-- Input for this task --
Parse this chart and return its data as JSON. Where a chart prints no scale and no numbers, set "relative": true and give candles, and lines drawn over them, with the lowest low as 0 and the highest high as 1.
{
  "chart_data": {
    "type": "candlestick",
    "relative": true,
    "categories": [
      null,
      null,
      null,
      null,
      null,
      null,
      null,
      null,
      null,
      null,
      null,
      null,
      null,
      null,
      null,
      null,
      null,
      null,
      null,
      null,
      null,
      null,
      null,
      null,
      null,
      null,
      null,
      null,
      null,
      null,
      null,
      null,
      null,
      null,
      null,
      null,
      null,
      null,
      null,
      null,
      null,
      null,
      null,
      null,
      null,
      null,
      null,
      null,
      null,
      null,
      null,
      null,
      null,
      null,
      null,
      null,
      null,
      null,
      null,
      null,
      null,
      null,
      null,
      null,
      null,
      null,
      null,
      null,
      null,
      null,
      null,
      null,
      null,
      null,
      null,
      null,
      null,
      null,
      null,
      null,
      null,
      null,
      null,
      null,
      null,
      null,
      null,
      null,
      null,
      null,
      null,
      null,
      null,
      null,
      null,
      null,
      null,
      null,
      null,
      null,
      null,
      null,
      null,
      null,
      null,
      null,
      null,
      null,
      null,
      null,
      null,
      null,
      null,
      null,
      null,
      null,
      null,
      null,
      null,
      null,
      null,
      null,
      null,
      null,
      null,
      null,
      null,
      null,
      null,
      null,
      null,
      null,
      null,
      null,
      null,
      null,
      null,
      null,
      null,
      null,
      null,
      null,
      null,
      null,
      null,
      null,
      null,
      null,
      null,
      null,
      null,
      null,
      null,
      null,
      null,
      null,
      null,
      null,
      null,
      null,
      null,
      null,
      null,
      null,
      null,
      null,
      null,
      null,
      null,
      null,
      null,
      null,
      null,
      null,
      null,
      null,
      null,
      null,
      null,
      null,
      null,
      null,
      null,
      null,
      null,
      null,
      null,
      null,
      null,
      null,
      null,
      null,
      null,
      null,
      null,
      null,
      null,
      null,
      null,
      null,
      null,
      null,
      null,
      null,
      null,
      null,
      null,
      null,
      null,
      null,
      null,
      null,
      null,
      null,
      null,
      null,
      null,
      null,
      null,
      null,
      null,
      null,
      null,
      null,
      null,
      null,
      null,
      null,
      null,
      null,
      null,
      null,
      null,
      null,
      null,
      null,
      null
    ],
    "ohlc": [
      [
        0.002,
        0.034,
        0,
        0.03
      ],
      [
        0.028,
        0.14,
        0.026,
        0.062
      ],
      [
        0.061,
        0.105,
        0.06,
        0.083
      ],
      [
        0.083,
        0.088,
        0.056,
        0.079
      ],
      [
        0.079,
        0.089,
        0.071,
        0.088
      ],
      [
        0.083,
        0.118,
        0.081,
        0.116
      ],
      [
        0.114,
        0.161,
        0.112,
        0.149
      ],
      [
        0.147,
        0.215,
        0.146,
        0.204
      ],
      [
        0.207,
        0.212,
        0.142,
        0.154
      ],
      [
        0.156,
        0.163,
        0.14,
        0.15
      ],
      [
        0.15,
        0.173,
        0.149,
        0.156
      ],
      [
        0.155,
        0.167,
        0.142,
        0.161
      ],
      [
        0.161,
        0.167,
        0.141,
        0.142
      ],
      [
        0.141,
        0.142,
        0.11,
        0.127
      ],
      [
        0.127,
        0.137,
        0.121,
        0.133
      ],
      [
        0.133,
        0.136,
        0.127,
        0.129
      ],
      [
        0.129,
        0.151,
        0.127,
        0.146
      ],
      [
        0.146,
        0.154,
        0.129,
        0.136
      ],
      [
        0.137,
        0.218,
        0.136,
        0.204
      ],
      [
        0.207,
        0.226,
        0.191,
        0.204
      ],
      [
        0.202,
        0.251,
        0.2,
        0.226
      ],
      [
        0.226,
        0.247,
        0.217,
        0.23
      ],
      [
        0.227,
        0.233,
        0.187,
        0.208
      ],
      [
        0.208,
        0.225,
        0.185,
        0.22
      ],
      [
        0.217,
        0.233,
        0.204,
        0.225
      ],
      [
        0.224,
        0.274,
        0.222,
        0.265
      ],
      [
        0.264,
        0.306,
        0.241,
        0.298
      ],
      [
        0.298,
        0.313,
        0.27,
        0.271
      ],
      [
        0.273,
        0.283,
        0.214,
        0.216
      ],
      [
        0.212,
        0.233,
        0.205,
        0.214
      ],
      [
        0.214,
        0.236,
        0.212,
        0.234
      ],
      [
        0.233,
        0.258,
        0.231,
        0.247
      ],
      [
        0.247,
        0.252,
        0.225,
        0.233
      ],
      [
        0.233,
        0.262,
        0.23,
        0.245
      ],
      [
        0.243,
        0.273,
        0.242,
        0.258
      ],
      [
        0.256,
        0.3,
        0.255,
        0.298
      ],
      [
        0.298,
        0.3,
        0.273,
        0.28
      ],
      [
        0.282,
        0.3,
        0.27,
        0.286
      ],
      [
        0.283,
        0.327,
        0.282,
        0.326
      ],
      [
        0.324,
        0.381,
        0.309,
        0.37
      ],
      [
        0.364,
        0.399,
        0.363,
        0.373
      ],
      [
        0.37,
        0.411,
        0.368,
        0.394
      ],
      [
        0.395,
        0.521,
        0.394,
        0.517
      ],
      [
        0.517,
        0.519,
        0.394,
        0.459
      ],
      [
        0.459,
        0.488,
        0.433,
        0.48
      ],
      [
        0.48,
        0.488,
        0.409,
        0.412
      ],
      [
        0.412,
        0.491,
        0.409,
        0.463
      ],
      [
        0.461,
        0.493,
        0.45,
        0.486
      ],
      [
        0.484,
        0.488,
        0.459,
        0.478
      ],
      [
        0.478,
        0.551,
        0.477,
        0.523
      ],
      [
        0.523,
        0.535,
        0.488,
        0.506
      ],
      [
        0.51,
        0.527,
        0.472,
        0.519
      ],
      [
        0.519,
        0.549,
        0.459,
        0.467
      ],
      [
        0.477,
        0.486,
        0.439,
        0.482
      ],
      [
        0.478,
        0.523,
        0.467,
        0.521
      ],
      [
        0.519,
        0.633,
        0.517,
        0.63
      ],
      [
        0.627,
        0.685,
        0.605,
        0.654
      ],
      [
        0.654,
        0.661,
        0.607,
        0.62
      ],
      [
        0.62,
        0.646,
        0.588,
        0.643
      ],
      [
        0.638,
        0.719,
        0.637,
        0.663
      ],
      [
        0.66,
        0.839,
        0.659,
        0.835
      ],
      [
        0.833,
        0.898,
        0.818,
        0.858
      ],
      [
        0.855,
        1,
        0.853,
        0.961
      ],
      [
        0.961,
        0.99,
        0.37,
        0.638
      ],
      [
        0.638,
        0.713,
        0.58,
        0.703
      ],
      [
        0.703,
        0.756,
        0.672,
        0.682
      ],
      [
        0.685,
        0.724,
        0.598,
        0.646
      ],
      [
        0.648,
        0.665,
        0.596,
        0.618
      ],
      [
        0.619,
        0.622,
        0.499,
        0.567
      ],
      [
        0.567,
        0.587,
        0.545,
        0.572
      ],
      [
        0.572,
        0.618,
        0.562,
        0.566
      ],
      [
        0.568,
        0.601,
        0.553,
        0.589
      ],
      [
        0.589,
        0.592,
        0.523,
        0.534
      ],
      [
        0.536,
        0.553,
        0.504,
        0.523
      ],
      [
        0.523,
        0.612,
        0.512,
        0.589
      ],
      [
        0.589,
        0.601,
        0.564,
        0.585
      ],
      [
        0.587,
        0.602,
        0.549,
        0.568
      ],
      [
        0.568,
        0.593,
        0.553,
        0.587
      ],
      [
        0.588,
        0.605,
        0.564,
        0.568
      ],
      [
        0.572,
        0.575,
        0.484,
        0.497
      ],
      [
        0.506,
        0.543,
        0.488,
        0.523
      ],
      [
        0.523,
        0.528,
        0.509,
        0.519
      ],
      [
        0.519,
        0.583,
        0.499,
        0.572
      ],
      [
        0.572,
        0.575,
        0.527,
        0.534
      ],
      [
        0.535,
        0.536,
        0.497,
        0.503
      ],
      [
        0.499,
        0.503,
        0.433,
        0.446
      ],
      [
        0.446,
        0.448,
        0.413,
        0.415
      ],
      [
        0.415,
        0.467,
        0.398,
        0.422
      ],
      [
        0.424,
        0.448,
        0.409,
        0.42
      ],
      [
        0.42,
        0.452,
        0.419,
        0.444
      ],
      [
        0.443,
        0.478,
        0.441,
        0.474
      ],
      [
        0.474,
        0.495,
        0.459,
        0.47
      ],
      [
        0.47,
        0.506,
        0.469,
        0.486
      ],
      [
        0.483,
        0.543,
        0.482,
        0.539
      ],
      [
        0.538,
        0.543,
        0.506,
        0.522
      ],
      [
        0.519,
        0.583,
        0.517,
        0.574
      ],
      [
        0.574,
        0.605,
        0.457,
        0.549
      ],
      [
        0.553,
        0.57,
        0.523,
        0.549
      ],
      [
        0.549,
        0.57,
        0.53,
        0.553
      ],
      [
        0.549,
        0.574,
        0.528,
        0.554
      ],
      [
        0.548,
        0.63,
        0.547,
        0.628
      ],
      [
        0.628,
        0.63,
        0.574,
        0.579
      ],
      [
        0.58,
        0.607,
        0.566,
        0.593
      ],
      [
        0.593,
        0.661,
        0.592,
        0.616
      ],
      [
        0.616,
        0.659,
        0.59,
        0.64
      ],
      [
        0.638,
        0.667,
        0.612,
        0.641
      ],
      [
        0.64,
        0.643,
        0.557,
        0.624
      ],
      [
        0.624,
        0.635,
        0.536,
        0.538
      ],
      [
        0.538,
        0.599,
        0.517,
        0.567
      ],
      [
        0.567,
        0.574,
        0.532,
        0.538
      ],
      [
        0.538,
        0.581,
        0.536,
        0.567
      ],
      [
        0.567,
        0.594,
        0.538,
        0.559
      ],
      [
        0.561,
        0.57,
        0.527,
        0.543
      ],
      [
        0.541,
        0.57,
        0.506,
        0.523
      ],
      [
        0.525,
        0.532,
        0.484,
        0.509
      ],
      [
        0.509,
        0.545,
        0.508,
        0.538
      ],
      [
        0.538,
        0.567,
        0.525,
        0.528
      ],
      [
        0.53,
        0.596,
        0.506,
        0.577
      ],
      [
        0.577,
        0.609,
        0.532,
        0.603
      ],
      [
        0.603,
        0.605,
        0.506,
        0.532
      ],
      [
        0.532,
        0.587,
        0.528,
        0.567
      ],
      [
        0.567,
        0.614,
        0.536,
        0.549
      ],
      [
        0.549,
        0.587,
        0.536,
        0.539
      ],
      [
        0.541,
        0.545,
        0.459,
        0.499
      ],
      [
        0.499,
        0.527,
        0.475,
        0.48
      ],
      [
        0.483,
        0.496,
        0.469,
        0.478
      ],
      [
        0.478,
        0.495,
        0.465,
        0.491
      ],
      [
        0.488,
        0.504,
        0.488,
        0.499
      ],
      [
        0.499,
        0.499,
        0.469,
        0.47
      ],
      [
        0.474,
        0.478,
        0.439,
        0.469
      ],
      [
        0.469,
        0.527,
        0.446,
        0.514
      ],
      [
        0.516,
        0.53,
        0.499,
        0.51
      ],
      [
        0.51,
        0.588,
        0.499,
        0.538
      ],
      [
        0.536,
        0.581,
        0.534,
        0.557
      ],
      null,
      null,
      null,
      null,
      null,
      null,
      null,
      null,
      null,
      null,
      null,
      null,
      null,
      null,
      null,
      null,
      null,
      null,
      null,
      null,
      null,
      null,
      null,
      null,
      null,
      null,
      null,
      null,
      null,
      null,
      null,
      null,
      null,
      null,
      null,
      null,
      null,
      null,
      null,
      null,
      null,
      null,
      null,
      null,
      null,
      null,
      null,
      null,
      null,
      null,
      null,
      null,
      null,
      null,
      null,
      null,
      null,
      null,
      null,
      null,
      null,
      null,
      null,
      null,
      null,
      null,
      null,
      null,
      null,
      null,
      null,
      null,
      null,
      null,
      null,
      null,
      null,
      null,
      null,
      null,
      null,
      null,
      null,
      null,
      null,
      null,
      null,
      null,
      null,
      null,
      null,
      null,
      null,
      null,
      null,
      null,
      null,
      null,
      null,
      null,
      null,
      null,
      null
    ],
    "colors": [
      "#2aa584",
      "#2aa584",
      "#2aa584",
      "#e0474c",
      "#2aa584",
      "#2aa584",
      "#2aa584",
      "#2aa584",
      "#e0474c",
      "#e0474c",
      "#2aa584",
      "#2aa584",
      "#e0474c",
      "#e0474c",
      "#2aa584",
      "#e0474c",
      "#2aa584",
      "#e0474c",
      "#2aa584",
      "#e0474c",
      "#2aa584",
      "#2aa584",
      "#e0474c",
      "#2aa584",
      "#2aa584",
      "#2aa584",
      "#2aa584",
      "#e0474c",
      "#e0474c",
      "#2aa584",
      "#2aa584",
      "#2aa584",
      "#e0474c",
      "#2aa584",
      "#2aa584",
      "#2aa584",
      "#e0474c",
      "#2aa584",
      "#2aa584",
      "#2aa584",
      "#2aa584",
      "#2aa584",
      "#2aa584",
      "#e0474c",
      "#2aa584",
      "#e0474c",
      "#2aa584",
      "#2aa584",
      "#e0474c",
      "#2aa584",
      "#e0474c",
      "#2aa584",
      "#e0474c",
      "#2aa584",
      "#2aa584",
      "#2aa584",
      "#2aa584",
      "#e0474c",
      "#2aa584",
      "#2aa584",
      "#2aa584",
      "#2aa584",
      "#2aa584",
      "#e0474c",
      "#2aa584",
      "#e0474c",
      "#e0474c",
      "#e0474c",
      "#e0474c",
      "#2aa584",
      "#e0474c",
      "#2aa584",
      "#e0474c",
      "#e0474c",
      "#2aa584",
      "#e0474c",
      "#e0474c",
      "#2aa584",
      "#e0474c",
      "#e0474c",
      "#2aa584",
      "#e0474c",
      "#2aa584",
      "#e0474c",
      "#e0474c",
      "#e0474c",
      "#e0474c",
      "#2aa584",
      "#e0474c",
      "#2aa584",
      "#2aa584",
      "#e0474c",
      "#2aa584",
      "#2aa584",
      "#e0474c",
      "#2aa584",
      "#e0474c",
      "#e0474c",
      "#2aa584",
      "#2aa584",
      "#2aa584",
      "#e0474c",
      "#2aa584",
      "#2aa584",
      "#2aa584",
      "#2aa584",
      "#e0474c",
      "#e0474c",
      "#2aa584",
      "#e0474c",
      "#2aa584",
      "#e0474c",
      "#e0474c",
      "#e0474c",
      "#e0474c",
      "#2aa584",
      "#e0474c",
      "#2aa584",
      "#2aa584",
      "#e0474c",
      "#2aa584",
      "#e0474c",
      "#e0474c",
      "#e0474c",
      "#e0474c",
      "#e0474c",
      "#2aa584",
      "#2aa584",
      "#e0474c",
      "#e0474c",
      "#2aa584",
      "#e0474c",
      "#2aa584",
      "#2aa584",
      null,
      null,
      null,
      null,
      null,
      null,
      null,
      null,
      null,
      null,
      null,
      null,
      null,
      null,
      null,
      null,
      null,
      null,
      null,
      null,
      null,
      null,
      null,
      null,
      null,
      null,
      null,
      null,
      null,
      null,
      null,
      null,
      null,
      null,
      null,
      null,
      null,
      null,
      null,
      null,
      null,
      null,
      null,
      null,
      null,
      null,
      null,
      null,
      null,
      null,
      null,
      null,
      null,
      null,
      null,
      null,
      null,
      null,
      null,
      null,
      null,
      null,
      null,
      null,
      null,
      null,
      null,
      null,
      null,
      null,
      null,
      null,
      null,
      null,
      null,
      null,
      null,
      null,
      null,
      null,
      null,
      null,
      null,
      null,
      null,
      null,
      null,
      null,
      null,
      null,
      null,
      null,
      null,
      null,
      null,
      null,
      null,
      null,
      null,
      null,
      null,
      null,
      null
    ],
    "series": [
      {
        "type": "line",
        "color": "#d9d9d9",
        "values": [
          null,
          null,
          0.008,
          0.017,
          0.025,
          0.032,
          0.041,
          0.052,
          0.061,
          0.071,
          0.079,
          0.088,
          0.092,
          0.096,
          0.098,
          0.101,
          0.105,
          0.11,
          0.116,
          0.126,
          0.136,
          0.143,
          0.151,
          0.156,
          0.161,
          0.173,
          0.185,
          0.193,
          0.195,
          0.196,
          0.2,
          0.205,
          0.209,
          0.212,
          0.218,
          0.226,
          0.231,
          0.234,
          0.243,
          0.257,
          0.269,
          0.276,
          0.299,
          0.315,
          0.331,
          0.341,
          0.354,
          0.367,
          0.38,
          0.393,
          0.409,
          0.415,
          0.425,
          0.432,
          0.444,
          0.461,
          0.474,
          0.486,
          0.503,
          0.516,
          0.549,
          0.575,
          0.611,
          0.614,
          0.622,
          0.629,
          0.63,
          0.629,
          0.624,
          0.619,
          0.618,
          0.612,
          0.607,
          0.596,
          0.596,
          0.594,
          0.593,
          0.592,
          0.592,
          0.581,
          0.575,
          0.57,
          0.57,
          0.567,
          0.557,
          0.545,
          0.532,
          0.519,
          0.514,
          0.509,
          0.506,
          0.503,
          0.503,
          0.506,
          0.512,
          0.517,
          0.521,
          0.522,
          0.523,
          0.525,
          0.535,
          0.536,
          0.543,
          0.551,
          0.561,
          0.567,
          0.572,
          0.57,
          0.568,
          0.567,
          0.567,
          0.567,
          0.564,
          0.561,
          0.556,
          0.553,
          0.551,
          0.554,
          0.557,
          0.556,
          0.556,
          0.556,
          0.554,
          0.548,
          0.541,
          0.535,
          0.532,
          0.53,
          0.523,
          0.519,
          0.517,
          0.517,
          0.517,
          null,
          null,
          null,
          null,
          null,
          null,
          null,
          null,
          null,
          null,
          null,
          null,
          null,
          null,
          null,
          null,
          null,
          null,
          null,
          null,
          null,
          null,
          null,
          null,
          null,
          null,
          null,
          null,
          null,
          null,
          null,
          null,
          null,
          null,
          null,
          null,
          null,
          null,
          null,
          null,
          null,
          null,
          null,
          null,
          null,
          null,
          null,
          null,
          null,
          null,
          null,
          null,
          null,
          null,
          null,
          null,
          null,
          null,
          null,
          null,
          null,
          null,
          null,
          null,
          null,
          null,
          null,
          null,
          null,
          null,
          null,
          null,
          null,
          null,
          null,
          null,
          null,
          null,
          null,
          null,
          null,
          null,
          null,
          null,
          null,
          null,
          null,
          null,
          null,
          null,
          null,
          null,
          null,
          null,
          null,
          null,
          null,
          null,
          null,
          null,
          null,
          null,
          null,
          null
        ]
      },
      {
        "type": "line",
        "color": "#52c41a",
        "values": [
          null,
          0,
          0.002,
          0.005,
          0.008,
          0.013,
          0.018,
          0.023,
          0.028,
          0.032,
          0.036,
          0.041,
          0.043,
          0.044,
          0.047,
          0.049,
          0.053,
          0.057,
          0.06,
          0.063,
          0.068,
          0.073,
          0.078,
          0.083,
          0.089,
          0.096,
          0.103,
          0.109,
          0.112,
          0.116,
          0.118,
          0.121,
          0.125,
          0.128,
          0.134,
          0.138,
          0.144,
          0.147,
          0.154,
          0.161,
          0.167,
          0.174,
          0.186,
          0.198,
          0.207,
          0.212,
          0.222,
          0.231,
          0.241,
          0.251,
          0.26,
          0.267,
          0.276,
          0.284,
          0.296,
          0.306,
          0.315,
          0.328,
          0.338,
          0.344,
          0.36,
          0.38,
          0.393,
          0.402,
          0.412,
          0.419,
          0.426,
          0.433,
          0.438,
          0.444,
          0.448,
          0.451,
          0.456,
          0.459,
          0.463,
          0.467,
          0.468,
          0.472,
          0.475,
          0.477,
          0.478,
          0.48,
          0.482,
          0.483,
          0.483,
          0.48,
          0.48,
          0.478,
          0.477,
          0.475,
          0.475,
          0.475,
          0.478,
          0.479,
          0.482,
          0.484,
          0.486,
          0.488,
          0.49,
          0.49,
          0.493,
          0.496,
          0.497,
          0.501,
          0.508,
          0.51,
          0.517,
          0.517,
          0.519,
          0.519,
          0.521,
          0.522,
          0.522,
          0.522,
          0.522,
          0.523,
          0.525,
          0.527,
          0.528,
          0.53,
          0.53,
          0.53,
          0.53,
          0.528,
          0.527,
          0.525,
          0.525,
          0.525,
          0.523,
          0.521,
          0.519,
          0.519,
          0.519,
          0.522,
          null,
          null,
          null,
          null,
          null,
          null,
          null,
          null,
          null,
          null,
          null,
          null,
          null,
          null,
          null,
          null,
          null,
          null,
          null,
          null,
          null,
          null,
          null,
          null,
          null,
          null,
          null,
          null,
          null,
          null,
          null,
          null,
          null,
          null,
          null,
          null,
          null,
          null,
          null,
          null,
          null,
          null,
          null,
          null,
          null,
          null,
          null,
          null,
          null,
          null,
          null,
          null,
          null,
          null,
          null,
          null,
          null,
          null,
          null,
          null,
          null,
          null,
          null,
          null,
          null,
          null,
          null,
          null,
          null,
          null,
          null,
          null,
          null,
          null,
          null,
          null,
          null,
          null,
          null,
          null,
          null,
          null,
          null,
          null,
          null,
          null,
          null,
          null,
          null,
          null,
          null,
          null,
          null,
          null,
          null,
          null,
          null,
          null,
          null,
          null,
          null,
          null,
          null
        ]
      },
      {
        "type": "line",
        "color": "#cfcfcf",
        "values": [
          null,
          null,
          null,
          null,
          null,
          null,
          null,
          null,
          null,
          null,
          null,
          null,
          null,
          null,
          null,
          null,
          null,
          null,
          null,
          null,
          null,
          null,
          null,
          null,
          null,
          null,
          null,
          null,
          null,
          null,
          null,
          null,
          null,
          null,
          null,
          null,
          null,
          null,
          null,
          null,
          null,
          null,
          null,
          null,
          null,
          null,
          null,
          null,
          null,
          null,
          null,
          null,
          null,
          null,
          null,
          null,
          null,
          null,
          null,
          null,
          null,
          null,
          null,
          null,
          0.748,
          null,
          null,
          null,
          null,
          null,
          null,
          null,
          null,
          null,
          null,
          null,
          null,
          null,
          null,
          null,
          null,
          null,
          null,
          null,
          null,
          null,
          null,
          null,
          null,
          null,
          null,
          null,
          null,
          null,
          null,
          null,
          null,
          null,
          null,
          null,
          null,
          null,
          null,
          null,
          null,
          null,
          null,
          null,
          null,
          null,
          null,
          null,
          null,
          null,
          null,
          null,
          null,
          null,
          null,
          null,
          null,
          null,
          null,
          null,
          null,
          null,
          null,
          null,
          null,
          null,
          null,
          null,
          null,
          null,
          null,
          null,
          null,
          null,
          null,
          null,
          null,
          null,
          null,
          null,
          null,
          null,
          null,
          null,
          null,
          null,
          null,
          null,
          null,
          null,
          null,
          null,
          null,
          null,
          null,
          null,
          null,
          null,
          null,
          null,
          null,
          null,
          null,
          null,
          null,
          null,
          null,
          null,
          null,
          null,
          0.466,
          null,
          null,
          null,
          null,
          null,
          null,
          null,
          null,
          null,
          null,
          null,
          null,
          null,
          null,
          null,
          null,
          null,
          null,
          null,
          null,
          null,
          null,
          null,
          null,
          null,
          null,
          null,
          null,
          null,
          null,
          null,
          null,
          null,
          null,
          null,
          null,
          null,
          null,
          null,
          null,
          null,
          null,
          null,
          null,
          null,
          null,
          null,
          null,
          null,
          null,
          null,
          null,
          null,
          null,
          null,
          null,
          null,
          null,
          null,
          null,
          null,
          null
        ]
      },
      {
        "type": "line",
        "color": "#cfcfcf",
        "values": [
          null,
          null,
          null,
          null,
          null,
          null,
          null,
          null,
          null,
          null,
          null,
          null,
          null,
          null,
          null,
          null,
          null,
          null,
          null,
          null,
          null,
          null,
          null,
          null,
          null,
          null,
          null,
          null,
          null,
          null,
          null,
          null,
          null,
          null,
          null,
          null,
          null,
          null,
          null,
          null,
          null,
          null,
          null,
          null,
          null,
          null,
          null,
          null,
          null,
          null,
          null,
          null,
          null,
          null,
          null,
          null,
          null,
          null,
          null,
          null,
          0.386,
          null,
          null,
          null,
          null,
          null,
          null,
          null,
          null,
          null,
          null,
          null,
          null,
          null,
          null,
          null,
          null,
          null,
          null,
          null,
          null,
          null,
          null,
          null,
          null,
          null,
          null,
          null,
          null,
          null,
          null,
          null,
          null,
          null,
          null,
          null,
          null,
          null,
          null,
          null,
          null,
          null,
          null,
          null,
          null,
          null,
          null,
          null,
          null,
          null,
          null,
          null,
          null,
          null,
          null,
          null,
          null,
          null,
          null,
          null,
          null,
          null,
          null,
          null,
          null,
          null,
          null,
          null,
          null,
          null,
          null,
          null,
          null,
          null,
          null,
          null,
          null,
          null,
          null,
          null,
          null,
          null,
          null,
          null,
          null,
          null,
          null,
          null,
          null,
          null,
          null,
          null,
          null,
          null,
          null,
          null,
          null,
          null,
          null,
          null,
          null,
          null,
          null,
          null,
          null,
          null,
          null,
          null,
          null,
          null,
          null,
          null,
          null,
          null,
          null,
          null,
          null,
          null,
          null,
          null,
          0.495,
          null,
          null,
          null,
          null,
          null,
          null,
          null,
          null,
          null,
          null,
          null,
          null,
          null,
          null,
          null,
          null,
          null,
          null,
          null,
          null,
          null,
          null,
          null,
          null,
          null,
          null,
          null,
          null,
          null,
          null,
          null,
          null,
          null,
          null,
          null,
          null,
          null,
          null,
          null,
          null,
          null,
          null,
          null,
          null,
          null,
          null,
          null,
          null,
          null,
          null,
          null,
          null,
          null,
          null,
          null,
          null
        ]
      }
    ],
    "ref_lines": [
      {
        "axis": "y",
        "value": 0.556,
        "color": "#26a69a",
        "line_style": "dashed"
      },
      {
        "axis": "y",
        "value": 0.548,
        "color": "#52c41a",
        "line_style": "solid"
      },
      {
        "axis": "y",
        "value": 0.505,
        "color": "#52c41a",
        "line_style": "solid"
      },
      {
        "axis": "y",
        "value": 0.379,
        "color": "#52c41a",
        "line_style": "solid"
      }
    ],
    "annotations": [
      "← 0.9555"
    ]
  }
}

-- Request --
In the records above, find the lines containing "true" and copy them.

-- Solution for this problem --
Parse this chart and return its data as JSON. Where a chart prints no scale and no numbers, set "relative": true and give candles, and lines drawn over them, with the lowest low as 0 and the highest high as 1.
    "relative": true,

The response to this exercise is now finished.